== Work item ==
Set the listing down again, exactly as it stands below.

--

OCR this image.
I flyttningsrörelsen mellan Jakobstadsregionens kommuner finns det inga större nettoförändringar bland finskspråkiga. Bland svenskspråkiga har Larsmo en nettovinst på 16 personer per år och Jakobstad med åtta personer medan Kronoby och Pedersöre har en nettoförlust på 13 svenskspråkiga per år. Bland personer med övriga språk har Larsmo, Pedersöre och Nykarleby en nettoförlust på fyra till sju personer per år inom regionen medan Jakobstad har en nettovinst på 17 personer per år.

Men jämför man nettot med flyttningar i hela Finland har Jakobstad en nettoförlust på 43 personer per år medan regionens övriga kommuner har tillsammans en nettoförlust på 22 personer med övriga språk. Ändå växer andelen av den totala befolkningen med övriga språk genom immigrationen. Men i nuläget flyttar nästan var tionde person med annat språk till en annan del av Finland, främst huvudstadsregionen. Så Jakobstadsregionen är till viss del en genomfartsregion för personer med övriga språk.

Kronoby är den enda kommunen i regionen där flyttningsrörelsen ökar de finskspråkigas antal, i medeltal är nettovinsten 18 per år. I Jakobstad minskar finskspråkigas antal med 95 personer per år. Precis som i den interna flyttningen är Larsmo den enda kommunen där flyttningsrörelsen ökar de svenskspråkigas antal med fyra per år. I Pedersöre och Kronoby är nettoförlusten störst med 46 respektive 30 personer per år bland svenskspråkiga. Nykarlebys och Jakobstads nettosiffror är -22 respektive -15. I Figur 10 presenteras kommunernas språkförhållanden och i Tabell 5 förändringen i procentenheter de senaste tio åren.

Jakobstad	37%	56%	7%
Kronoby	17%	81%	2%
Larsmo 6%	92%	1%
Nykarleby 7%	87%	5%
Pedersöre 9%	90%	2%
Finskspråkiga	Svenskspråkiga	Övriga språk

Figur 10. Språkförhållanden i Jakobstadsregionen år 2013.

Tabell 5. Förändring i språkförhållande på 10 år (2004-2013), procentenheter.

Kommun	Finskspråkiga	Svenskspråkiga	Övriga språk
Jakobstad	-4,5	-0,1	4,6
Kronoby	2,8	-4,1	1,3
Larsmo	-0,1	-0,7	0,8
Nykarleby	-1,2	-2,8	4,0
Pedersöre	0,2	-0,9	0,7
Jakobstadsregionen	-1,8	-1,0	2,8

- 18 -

--

== Response box ==
OCR this image.
I flyttningsrörelsen mellan Jakobstadsregionens kommuner finns det inga större nettoförändringar bland finskspråkiga. Bland svenskspråkiga har Larsmo en nettovinst på 16 personer per år och Jakobstad med åtta personer medan Kronoby och Pedersöre har en nettoförlust på 13 svenskspråkiga per år. Bland personer med övriga språk har Larsmo, Pedersöre och Nykarleby en nettoförlust på fyra till sju personer per år inom regionen medan Jakobstad har en nettovinst på 17 personer per år.

Men jämför man nettot med flyttningar i hela Finland har Jakobstad en nettoförlust på 43 personer per år medan regionens övriga kommuner har tillsammans en nettoförlust på 22 personer med övriga språk. Ändå växer andelen av den totala befolkningen med övriga språk genom immigrationen. Men i nuläget flyttar nästan var tionde person med annat språk till en annan del av Finland, främst huvudstadsregionen. Så Jakobstadsregionen är till viss del en genomfartsregion för personer med övriga språk.

Kronoby är den enda kommunen i regionen där flyttningsrörelsen ökar de finskspråkigas antal, i medeltal är nettovinsten 18 per år. I Jakobstad minskar finskspråkigas antal med 95 personer per år. Precis som i den interna flyttningen är Larsmo den enda kommunen där flyttningsrörelsen ökar de svenskspråkigas antal med fyra per år. I Pedersöre och Kronoby är nettoförlusten störst med 46 respektive 30 personer per år bland svenskspråkiga. Nykarlebys och Jakobstads nettosiffror är -22 respektive -15. I Figur 10 presenteras kommunernas språkförhållanden och i Tabell 5 förändringen i procentenheter de senaste tio åren.

Jakobstad	37%	56%	7%
Kronoby	17%	81%	2%
Larsmo 6%	92%	1%
Nykarleby 7%	87%	5%
Pedersöre 9%	90%	2%
Finskspråkiga	Svenskspråkiga	Övriga språk

Figur 10. Språkförhållanden i Jakobstadsregionen år 2013.

Tabell 5. Förändring i språkförhållande på 10 år (2004-2013), procentenheter.

Kommun	Finskspråkiga	Svenskspråkiga	Övriga språk
Jakobstad	-4,5	-0,1	4,6
Kronoby	2,8	-4,1	1,3
Larsmo	-0,1	-0,7	0,8
Nykarleby	-1,2	-2,8	4,0
Pedersöre	0,2	-0,9	0,7
Jakobstadsregionen	-1,8	-1,0	2,8

- 18 -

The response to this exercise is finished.